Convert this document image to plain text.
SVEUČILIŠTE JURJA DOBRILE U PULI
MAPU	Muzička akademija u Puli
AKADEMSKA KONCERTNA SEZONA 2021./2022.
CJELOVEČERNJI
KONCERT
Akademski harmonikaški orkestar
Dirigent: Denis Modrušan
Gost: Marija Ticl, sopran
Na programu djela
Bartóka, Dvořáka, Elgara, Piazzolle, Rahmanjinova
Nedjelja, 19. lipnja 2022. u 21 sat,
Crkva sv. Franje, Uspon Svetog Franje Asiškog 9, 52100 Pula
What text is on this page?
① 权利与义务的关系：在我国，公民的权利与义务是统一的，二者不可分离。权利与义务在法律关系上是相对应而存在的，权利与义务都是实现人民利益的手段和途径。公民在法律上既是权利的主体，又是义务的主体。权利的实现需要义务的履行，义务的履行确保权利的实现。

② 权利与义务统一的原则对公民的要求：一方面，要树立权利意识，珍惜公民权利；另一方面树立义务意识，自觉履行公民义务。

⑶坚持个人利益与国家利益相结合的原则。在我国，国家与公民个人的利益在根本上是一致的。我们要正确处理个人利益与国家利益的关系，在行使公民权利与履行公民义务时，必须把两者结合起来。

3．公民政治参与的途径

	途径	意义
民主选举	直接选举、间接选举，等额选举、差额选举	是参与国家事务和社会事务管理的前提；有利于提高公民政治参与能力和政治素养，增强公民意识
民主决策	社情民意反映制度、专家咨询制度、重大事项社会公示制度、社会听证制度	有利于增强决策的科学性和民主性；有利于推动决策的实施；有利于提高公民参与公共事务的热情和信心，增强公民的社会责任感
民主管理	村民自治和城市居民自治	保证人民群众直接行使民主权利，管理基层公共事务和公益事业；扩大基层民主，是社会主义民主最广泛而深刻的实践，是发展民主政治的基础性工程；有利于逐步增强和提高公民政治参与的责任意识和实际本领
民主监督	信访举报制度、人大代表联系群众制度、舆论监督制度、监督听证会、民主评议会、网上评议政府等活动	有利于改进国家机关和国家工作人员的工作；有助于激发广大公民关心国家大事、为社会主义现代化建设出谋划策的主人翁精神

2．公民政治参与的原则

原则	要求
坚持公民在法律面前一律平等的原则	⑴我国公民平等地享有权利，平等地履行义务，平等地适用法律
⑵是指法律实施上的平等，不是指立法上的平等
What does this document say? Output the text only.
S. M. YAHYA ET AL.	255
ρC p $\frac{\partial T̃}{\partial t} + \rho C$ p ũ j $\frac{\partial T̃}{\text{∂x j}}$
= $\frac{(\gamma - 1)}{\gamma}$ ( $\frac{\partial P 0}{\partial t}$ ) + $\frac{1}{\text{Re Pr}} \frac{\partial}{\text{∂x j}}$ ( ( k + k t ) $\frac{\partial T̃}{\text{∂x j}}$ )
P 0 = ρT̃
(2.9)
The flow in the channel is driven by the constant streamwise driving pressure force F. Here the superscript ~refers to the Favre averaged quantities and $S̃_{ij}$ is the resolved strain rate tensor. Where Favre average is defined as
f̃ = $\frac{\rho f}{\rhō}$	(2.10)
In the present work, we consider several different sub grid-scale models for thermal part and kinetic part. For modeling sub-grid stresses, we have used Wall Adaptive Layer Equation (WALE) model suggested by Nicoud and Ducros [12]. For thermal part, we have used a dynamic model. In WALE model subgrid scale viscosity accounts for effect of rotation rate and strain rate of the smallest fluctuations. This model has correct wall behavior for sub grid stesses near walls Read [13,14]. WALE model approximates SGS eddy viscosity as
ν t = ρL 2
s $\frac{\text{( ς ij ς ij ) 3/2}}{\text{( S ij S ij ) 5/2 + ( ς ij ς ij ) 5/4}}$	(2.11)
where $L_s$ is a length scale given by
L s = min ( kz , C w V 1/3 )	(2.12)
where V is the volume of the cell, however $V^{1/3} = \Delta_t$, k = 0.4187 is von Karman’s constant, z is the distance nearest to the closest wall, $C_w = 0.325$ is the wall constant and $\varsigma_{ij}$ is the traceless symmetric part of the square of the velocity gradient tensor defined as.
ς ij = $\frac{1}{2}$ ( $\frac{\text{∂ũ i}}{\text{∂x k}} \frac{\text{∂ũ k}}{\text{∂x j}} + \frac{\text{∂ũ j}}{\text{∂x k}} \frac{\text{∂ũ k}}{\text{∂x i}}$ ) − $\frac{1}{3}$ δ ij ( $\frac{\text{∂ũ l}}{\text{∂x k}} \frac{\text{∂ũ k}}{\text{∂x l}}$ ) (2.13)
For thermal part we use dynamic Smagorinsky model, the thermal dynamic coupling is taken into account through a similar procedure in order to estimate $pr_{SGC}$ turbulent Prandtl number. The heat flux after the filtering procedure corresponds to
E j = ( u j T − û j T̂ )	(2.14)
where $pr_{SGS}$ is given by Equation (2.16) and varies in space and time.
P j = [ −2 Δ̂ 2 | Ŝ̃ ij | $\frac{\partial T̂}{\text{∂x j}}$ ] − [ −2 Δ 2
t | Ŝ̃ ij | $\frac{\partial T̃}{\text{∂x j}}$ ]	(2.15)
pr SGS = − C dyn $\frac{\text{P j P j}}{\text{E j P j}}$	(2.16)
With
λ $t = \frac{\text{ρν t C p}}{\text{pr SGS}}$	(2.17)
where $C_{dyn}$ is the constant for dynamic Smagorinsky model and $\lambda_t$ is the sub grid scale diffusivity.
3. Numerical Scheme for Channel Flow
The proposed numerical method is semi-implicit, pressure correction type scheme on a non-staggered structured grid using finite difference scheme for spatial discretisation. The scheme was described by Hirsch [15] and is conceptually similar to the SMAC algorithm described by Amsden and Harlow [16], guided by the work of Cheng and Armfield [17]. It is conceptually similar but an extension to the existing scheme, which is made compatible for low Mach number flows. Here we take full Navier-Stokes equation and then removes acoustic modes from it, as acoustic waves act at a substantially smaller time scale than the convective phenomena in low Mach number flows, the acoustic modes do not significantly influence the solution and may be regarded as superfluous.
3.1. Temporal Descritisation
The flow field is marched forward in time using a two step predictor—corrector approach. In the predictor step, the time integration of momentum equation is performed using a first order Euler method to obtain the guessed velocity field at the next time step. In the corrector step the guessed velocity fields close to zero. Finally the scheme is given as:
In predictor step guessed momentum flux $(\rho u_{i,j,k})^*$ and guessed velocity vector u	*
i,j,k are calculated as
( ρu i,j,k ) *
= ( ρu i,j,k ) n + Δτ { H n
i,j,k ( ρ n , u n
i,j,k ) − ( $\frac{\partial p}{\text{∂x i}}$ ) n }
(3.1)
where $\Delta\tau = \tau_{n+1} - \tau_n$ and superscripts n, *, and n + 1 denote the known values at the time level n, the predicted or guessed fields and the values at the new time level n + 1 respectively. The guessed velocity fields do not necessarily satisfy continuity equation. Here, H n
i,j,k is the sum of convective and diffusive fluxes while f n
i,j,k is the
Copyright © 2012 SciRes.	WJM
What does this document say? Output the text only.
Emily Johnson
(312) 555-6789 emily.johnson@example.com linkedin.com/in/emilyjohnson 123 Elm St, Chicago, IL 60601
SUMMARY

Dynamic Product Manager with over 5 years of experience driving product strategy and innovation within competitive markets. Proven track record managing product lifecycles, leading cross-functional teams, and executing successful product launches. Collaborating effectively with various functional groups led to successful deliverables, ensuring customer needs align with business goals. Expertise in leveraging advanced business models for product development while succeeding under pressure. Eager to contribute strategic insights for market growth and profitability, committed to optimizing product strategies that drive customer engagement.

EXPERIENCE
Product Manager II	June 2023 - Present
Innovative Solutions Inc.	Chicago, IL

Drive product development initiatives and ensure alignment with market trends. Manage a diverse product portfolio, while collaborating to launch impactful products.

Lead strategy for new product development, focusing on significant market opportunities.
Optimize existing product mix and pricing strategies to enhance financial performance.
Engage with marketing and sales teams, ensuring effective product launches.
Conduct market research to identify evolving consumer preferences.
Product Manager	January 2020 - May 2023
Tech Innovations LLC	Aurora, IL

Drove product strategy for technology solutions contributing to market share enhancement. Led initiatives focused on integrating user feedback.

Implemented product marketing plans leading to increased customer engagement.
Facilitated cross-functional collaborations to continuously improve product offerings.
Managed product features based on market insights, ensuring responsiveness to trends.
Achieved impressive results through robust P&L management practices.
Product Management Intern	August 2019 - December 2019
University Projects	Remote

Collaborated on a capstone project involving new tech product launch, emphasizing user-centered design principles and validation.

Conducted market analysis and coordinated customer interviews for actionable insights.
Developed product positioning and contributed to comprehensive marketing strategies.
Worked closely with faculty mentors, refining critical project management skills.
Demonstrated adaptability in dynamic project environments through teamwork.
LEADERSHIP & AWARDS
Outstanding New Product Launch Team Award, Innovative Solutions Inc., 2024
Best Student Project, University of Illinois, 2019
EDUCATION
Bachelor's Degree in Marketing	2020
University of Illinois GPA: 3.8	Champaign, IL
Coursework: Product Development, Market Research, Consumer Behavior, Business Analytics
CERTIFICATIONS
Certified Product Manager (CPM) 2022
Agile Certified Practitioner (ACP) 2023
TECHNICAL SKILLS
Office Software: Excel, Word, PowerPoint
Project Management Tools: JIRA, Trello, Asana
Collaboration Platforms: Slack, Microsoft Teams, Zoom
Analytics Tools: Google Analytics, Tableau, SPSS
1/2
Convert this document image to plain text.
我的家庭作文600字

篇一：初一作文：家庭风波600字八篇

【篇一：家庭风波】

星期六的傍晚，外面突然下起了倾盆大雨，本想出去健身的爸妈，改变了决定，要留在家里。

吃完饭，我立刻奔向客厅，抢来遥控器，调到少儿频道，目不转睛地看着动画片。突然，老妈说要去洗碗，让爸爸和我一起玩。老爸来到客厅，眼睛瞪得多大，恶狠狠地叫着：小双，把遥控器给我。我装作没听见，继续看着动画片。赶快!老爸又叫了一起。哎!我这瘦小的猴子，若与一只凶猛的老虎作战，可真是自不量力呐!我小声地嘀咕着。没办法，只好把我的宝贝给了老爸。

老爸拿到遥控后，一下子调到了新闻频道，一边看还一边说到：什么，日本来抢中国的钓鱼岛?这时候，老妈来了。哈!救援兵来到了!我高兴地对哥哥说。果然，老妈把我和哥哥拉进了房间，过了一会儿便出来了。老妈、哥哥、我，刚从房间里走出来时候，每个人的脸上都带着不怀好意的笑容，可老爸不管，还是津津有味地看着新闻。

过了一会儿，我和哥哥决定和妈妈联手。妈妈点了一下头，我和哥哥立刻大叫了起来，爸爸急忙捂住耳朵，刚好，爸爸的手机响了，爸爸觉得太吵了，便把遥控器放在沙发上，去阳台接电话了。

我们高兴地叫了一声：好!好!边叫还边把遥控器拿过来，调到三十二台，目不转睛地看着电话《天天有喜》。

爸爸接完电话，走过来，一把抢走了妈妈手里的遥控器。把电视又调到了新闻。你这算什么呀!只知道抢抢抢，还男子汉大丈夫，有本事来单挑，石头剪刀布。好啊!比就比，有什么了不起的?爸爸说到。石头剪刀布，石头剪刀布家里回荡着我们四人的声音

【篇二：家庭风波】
--------------------
**What you need to do:** Show, from the material above, each line that includes the string "driving".

**Task result:**
The flow in the channel is driven by the constant streamwise driving pressure force F. Here the superscript ~refers to the Favre averaged quantities and $S̃_{ij}$ is the resolved strain rate tensor. Where Favre average is defined as
Dynamic Product Manager with over 5 years of experience driving product strategy and innovation within competitive markets. Proven track record managing product lifecycles, leading cross-functional teams, and executing successful product launches. Collaborating effectively with various functional groups led to successful deliverables, ensuring customer needs align with business goals. Expertise in leveraging advanced business models for product development while succeeding under pressure. Eager to contribute strategic insights for market growth and profitability, committed to optimizing product strategies that drive customer engagement.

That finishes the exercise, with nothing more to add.